■ **Your instructions**:
Repeat all entries exactly.

■ **Task data**:

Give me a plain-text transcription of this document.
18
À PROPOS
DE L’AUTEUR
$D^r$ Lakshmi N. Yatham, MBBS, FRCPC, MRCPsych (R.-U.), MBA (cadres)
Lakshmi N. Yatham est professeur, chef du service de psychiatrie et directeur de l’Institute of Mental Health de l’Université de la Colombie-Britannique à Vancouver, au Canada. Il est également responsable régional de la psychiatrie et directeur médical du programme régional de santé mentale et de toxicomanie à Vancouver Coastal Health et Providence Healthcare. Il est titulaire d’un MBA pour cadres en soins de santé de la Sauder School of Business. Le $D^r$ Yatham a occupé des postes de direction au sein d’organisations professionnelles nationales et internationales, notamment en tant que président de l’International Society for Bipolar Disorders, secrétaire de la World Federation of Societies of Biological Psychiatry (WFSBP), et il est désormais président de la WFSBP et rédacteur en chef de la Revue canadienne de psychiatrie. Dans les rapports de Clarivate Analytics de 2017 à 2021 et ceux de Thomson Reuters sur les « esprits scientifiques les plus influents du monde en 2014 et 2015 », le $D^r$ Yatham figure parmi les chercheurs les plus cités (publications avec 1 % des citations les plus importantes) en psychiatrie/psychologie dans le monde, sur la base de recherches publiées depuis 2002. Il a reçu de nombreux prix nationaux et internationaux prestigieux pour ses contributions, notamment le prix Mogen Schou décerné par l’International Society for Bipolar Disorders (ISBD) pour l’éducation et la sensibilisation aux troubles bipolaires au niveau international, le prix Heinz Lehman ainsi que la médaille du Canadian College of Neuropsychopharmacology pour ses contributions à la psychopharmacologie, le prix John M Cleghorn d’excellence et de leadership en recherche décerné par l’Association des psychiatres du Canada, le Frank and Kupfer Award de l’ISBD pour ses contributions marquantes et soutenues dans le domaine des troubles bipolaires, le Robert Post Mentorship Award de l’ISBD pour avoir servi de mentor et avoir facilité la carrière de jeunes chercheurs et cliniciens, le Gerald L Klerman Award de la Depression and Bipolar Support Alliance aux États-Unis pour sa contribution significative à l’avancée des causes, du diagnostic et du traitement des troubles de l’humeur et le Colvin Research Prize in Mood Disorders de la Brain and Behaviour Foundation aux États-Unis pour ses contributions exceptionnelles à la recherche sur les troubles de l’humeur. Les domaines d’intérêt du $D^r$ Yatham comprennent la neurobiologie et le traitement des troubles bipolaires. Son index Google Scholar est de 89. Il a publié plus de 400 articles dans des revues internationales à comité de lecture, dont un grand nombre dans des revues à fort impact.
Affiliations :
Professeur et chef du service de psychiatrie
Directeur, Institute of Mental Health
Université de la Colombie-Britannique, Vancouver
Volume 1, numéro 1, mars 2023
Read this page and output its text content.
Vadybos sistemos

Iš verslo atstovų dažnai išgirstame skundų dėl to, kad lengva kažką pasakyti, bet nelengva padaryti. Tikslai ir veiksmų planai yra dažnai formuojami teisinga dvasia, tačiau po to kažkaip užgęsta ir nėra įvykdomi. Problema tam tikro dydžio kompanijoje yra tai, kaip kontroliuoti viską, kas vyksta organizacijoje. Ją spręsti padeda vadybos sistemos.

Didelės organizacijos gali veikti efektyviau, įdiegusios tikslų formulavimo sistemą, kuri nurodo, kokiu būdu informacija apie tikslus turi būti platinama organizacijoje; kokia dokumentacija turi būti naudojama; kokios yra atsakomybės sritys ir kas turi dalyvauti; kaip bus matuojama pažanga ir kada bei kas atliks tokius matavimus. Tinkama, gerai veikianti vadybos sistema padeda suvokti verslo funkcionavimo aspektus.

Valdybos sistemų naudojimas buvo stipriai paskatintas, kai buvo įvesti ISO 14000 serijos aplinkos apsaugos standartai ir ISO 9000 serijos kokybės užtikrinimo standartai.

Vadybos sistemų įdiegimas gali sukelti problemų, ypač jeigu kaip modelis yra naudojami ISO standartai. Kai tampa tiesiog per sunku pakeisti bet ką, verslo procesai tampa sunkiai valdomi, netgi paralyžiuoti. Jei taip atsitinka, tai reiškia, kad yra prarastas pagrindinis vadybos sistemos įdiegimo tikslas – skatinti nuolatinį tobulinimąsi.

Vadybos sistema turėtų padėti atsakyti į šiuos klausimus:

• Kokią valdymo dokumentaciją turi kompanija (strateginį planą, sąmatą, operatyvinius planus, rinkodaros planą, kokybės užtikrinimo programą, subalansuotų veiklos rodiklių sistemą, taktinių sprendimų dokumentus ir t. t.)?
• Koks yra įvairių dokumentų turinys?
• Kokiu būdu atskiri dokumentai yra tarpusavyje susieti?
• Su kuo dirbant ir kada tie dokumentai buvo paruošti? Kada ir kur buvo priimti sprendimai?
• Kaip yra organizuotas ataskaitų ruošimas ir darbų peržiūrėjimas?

■ **Output of the task**:
Give me a plain-text transcription of this document.
18
À PROPOS
DE L’AUTEUR
$D^r$ Lakshmi N. Yatham, MBBS, FRCPC, MRCPsych (R.-U.), MBA (cadres)
Lakshmi N. Yatham est professeur, chef du service de psychiatrie et directeur de l’Institute of Mental Health de l’Université de la Colombie-Britannique à Vancouver, au Canada. Il est également responsable régional de la psychiatrie et directeur médical du programme régional de santé mentale et de toxicomanie à Vancouver Coastal Health et Providence Healthcare. Il est titulaire d’un MBA pour cadres en soins de santé de la Sauder School of Business. Le $D^r$ Yatham a occupé des postes de direction au sein d’organisations professionnelles nationales et internationales, notamment en tant que président de l’International Society for Bipolar Disorders, secrétaire de la World Federation of Societies of Biological Psychiatry (WFSBP), et il est désormais président de la WFSBP et rédacteur en chef de la Revue canadienne de psychiatrie. Dans les rapports de Clarivate Analytics de 2017 à 2021 et ceux de Thomson Reuters sur les « esprits scientifiques les plus influents du monde en 2014 et 2015 », le $D^r$ Yatham figure parmi les chercheurs les plus cités (publications avec 1 % des citations les plus importantes) en psychiatrie/psychologie dans le monde, sur la base de recherches publiées depuis 2002. Il a reçu de nombreux prix nationaux et internationaux prestigieux pour ses contributions, notamment le prix Mogen Schou décerné par l’International Society for Bipolar Disorders (ISBD) pour l’éducation et la sensibilisation aux troubles bipolaires au niveau international, le prix Heinz Lehman ainsi que la médaille du Canadian College of Neuropsychopharmacology pour ses contributions à la psychopharmacologie, le prix John M Cleghorn d’excellence et de leadership en recherche décerné par l’Association des psychiatres du Canada, le Frank and Kupfer Award de l’ISBD pour ses contributions marquantes et soutenues dans le domaine des troubles bipolaires, le Robert Post Mentorship Award de l’ISBD pour avoir servi de mentor et avoir facilité la carrière de jeunes chercheurs et cliniciens, le Gerald L Klerman Award de la Depression and Bipolar Support Alliance aux États-Unis pour sa contribution significative à l’avancée des causes, du diagnostic et du traitement des troubles de l’humeur et le Colvin Research Prize in Mood Disorders de la Brain and Behaviour Foundation aux États-Unis pour ses contributions exceptionnelles à la recherche sur les troubles de l’humeur. Les domaines d’intérêt du $D^r$ Yatham comprennent la neurobiologie et le traitement des troubles bipolaires. Son index Google Scholar est de 89. Il a publié plus de 400 articles dans des revues internationales à comité de lecture, dont un grand nombre dans des revues à fort impact.
Affiliations :
Professeur et chef du service de psychiatrie
Directeur, Institute of Mental Health
Université de la Colombie-Britannique, Vancouver
Volume 1, numéro 1, mars 2023
Read this page and output its text content.
Vadybos sistemos

Iš verslo atstovų dažnai išgirstame skundų dėl to, kad lengva kažką pasakyti, bet nelengva padaryti. Tikslai ir veiksmų planai yra dažnai formuojami teisinga dvasia, tačiau po to kažkaip užgęsta ir nėra įvykdomi. Problema tam tikro dydžio kompanijoje yra tai, kaip kontroliuoti viską, kas vyksta organizacijoje. Ją spręsti padeda vadybos sistemos.

Didelės organizacijos gali veikti efektyviau, įdiegusios tikslų formulavimo sistemą, kuri nurodo, kokiu būdu informacija apie tikslus turi būti platinama organizacijoje; kokia dokumentacija turi būti naudojama; kokios yra atsakomybės sritys ir kas turi dalyvauti; kaip bus matuojama pažanga ir kada bei kas atliks tokius matavimus. Tinkama, gerai veikianti vadybos sistema padeda suvokti verslo funkcionavimo aspektus.

Valdybos sistemų naudojimas buvo stipriai paskatintas, kai buvo įvesti ISO 14000 serijos aplinkos apsaugos standartai ir ISO 9000 serijos kokybės užtikrinimo standartai.

Vadybos sistemų įdiegimas gali sukelti problemų, ypač jeigu kaip modelis yra naudojami ISO standartai. Kai tampa tiesiog per sunku pakeisti bet ką, verslo procesai tampa sunkiai valdomi, netgi paralyžiuoti. Jei taip atsitinka, tai reiškia, kad yra prarastas pagrindinis vadybos sistemos įdiegimo tikslas – skatinti nuolatinį tobulinimąsi.

Vadybos sistema turėtų padėti atsakyti į šiuos klausimus:

• Kokią valdymo dokumentaciją turi kompanija (strateginį planą, sąmatą, operatyvinius planus, rinkodaros planą, kokybės užtikrinimo programą, subalansuotų veiklos rodiklių sistemą, taktinių sprendimų dokumentus ir t. t.)?
• Koks yra įvairių dokumentų turinys?
• Kokiu būdu atskiri dokumentai yra tarpusavyje susieti?
• Su kuo dirbant ir kada tie dokumentai buvo paruošti? Kada ir kur buvo priimti sprendimai?
• Kaip yra organizuotas ataskaitų ruošimas ir darbų peržiūrėjimas?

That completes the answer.